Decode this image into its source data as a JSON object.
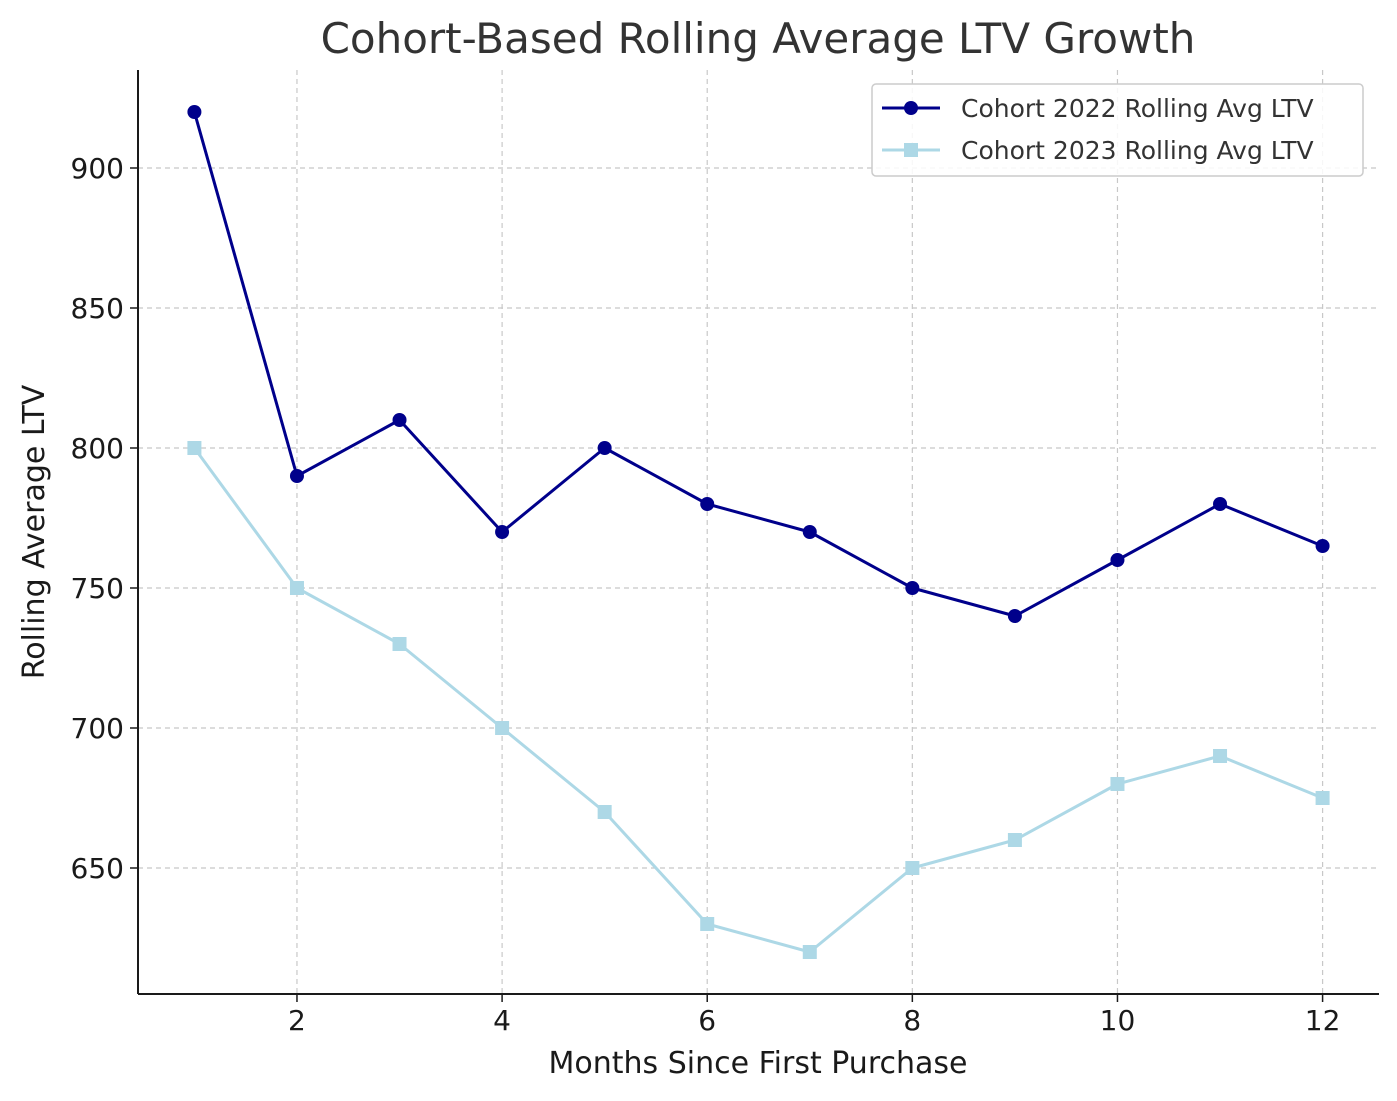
{
  "chart_data": {
    "type": "line",
    "title": "Cohort-Based Rolling Average LTV Growth",
    "xlabel": "Months Since First Purchase",
    "ylabel": "Rolling Average LTV",
    "x": [
      1,
      2,
      3,
      4,
      5,
      6,
      7,
      8,
      9,
      10,
      11,
      12
    ],
    "xticks": [
      2,
      4,
      6,
      8,
      10,
      12
    ],
    "yticks": [
      650,
      700,
      750,
      800,
      850,
      900
    ],
    "xlim": [
      0.45,
      12.55
    ],
    "ylim": [
      605,
      935
    ],
    "grid": true,
    "legend_position": "top-right",
    "series": [
      {
        "name": "Cohort 2022 Rolling Avg LTV",
        "color": "#00008b",
        "marker": "circle",
        "values": [
          920,
          790,
          810,
          770,
          800,
          780,
          770,
          750,
          740,
          760,
          780,
          765
        ]
      },
      {
        "name": "Cohort 2023 Rolling Avg LTV",
        "color": "#add8e6",
        "marker": "square",
        "values": [
          800,
          750,
          730,
          700,
          670,
          630,
          620,
          650,
          660,
          680,
          690,
          675
        ]
      }
    ]
  }
}
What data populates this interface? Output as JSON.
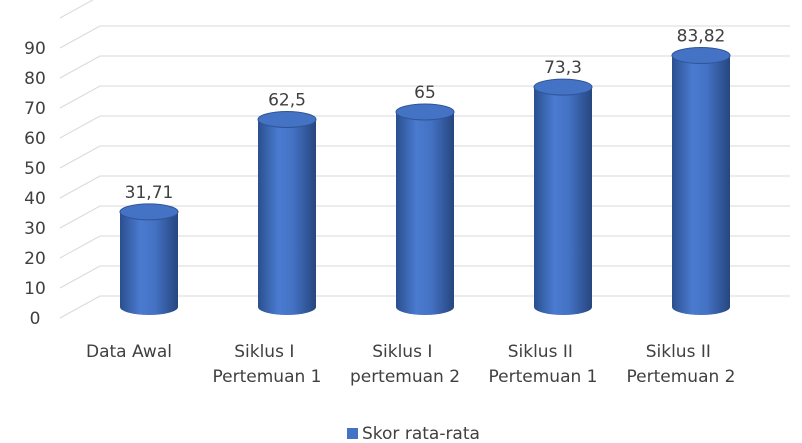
{
  "chart_data": {
    "type": "bar3d",
    "categories": [
      "Data Awal",
      "Siklus I Pertemuan 1",
      "Siklus I pertemuan 2",
      "Siklus II Pertemuan 1",
      "Siklus II Pertemuan 2"
    ],
    "series": [
      {
        "name": "Skor rata-rata",
        "color": "#4472c4",
        "values": [
          31.71,
          62.5,
          65,
          73.3,
          83.82
        ],
        "value_labels": [
          "31,71",
          "62,5",
          "65",
          "73,3",
          "83,82"
        ]
      }
    ],
    "ylim": [
      0,
      100
    ],
    "yticks": [
      0,
      10,
      20,
      30,
      40,
      50,
      60,
      70,
      80,
      90
    ],
    "grid": true,
    "legend": "bottom"
  }
}
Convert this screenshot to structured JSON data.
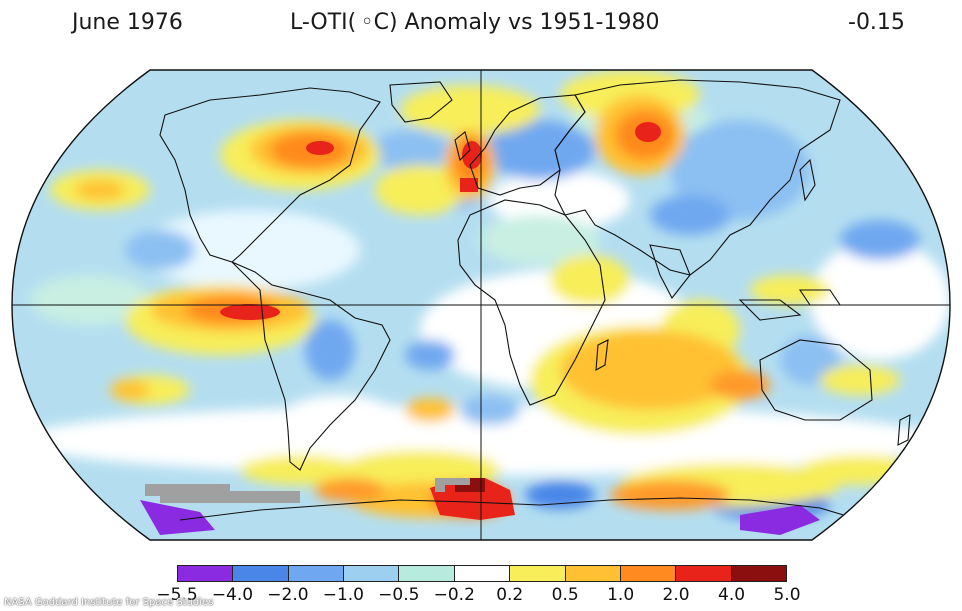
{
  "header": {
    "date_label": "June 1976",
    "title": "L-OTI( ◦C) Anomaly vs 1951-1980",
    "global_mean": "-0.15"
  },
  "legend": {
    "ticks": [
      "−5.5",
      "−4.0",
      "−2.0",
      "−1.0",
      "−0.5",
      "−0.2",
      "0.2",
      "0.5",
      "1.0",
      "2.0",
      "4.0",
      "5.0"
    ],
    "colors": [
      "#8a2be2",
      "#4a86e8",
      "#6fa8f0",
      "#9ccff0",
      "#b7ebde",
      "#ffffff",
      "#f7ee5a",
      "#ffc133",
      "#ff8a1f",
      "#e8241a",
      "#8b0f0f"
    ]
  },
  "credit": "NASA Goddard Institute for Space Studies",
  "map_palette": {
    "ocean_base": "#a9d8ef",
    "light_blue": "#9ccff0",
    "mid_blue": "#6fa8f0",
    "pale_green": "#b7ebde",
    "white": "#ffffff",
    "yellow": "#f7ee5a",
    "orange_light": "#ffc133",
    "orange": "#ff8a1f",
    "red": "#e8241a",
    "dark_red": "#8b0f0f",
    "purple": "#8a2be2",
    "no_data": "#a0a0a0"
  }
}
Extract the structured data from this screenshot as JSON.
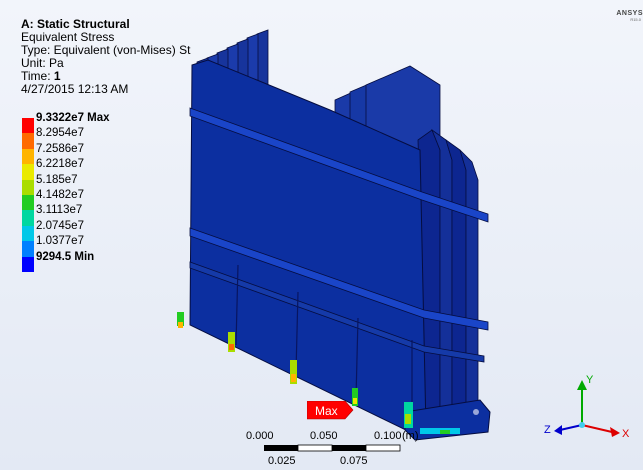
{
  "header": {
    "title": "A: Static Structural",
    "result": "Equivalent Stress",
    "type_line": "Type: Equivalent (von-Mises) St",
    "unit_line": "Unit: Pa",
    "time_label": "Time:",
    "time_value": "1",
    "timestamp": "4/27/2015 12:13 AM"
  },
  "legend": [
    {
      "label": "9.3322e7 Max",
      "color": "#ff0000",
      "bold": true
    },
    {
      "label": "8.2954e7",
      "color": "#ff6a00",
      "bold": false
    },
    {
      "label": "7.2586e7",
      "color": "#ffb400",
      "bold": false
    },
    {
      "label": "6.2218e7",
      "color": "#eaea00",
      "bold": false
    },
    {
      "label": "5.185e7",
      "color": "#aadd00",
      "bold": false
    },
    {
      "label": "4.1482e7",
      "color": "#22cc22",
      "bold": false
    },
    {
      "label": "3.1113e7",
      "color": "#00d7a0",
      "bold": false
    },
    {
      "label": "2.0745e7",
      "color": "#00c8e8",
      "bold": false
    },
    {
      "label": "1.0377e7",
      "color": "#0080ff",
      "bold": false
    },
    {
      "label": "9294.5 Min",
      "color": "#0000ff",
      "bold": true
    }
  ],
  "logo": {
    "text": "ANSYS",
    "sub": "R15.0"
  },
  "max_marker": {
    "label": "Max",
    "color": "#ff0000"
  },
  "scale_bar": {
    "top_ticks": [
      "0.000",
      "0.050",
      "0.100"
    ],
    "bottom_ticks": [
      "0.025",
      "0.075"
    ],
    "unit_fragment": "(m)"
  },
  "triad": {
    "x": "X",
    "y": "Y",
    "z": "Z"
  },
  "colors": {
    "model_face": "#0c2fa0",
    "model_dark": "#0a1d73",
    "model_light": "#1d47d0",
    "edge": "#000033"
  }
}
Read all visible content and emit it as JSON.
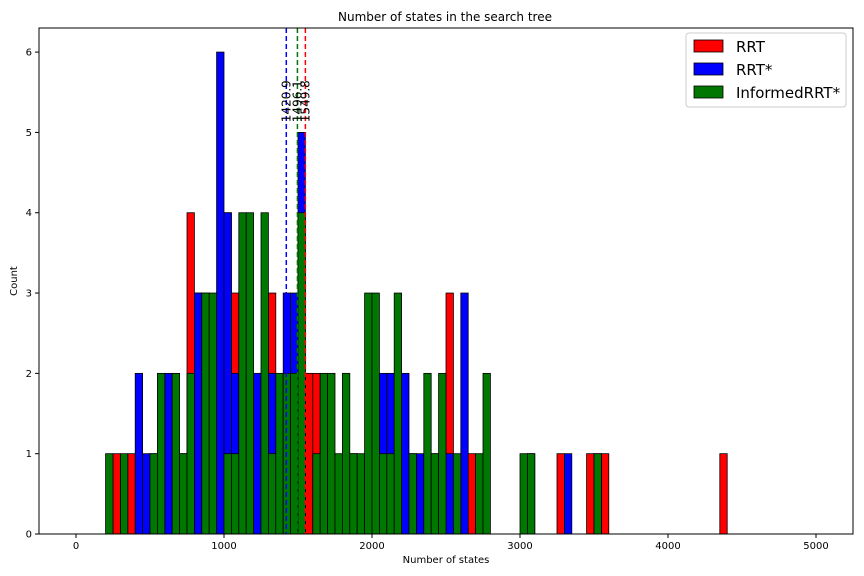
{
  "chart_data": {
    "type": "bar",
    "title": "Number of states in the search tree",
    "xlabel": "Number of states",
    "ylabel": "Count",
    "xlim": [
      -250,
      5250
    ],
    "ylim": [
      0,
      6.3
    ],
    "xticks": [
      0,
      1000,
      2000,
      3000,
      4000,
      5000
    ],
    "yticks": [
      0,
      1,
      2,
      3,
      4,
      5,
      6
    ],
    "bin_width": 50,
    "grid": false,
    "legend_position": "top-right",
    "series": [
      {
        "name": "RRT",
        "color": "#ff0000",
        "bars": [
          [
            250,
            1
          ],
          [
            350,
            1
          ],
          [
            750,
            4
          ],
          [
            800,
            3
          ],
          [
            1000,
            4
          ],
          [
            1050,
            3
          ],
          [
            1100,
            2
          ],
          [
            1200,
            2
          ],
          [
            1300,
            3
          ],
          [
            1400,
            2
          ],
          [
            1550,
            2
          ],
          [
            1600,
            2
          ],
          [
            2000,
            2
          ],
          [
            2150,
            2
          ],
          [
            2250,
            1
          ],
          [
            2350,
            1
          ],
          [
            2450,
            1
          ],
          [
            2500,
            3
          ],
          [
            2650,
            1
          ],
          [
            3050,
            1
          ],
          [
            3250,
            1
          ],
          [
            3450,
            1
          ],
          [
            3500,
            1
          ],
          [
            3550,
            1
          ],
          [
            4350,
            1
          ]
        ]
      },
      {
        "name": "RRT*",
        "color": "#0000ff",
        "bars": [
          [
            400,
            2
          ],
          [
            450,
            1
          ],
          [
            500,
            1
          ],
          [
            600,
            2
          ],
          [
            700,
            1
          ],
          [
            750,
            2
          ],
          [
            800,
            3
          ],
          [
            850,
            3
          ],
          [
            900,
            1
          ],
          [
            950,
            6
          ],
          [
            1000,
            4
          ],
          [
            1050,
            2
          ],
          [
            1100,
            2
          ],
          [
            1150,
            3
          ],
          [
            1200,
            2
          ],
          [
            1300,
            2
          ],
          [
            1350,
            1
          ],
          [
            1400,
            3
          ],
          [
            1450,
            3
          ],
          [
            1500,
            5
          ],
          [
            1700,
            1
          ],
          [
            1850,
            1
          ],
          [
            2050,
            2
          ],
          [
            2100,
            2
          ],
          [
            2200,
            2
          ],
          [
            2300,
            1
          ],
          [
            2400,
            1
          ],
          [
            2500,
            1
          ],
          [
            2600,
            3
          ],
          [
            3300,
            1
          ]
        ]
      },
      {
        "name": "InformedRRT*",
        "color": "#007700",
        "bars": [
          [
            200,
            1
          ],
          [
            300,
            1
          ],
          [
            500,
            1
          ],
          [
            550,
            2
          ],
          [
            650,
            2
          ],
          [
            700,
            1
          ],
          [
            750,
            2
          ],
          [
            850,
            3
          ],
          [
            900,
            3
          ],
          [
            1000,
            1
          ],
          [
            1050,
            1
          ],
          [
            1100,
            4
          ],
          [
            1150,
            4
          ],
          [
            1250,
            4
          ],
          [
            1300,
            1
          ],
          [
            1350,
            2
          ],
          [
            1400,
            2
          ],
          [
            1450,
            2
          ],
          [
            1500,
            4
          ],
          [
            1600,
            1
          ],
          [
            1650,
            2
          ],
          [
            1700,
            2
          ],
          [
            1750,
            1
          ],
          [
            1800,
            2
          ],
          [
            1850,
            1
          ],
          [
            1900,
            1
          ],
          [
            1950,
            3
          ],
          [
            2000,
            3
          ],
          [
            2050,
            1
          ],
          [
            2100,
            1
          ],
          [
            2150,
            3
          ],
          [
            2250,
            1
          ],
          [
            2350,
            2
          ],
          [
            2400,
            1
          ],
          [
            2450,
            2
          ],
          [
            2550,
            1
          ],
          [
            2700,
            1
          ],
          [
            2750,
            2
          ],
          [
            3000,
            1
          ],
          [
            3050,
            1
          ],
          [
            3500,
            1
          ]
        ]
      }
    ],
    "vlines": [
      {
        "value": 1420.9,
        "label": "1420.9",
        "color": "#0000ff"
      },
      {
        "value": 1496.1,
        "label": "1496.1",
        "color": "#007700"
      },
      {
        "value": 1549.8,
        "label": "1549.8",
        "color": "#ff0000"
      }
    ]
  }
}
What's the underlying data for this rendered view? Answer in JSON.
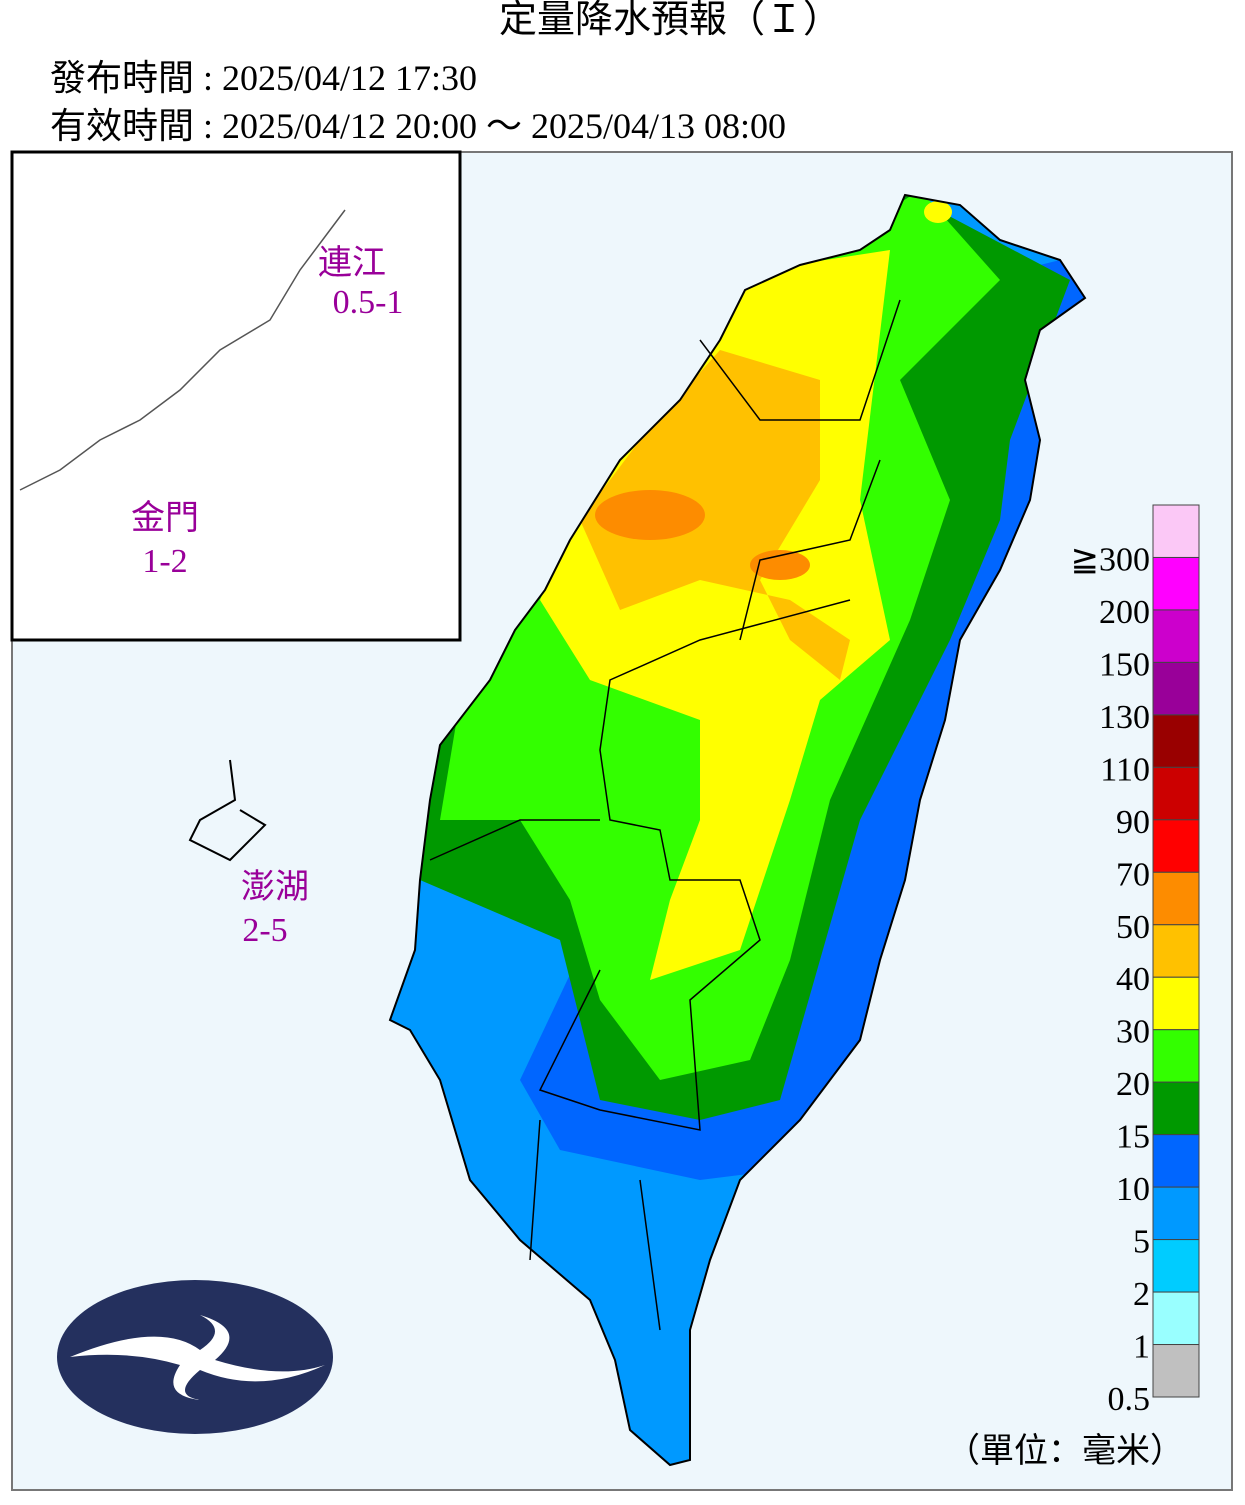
********
:: Problem statement ::
Identify and copy lines that hold the string "Equivalent".

:: Exercise solution ::
    "result": "Equivalent Stress",
    "type_line": "Type: Equivalent (von-Mises) St",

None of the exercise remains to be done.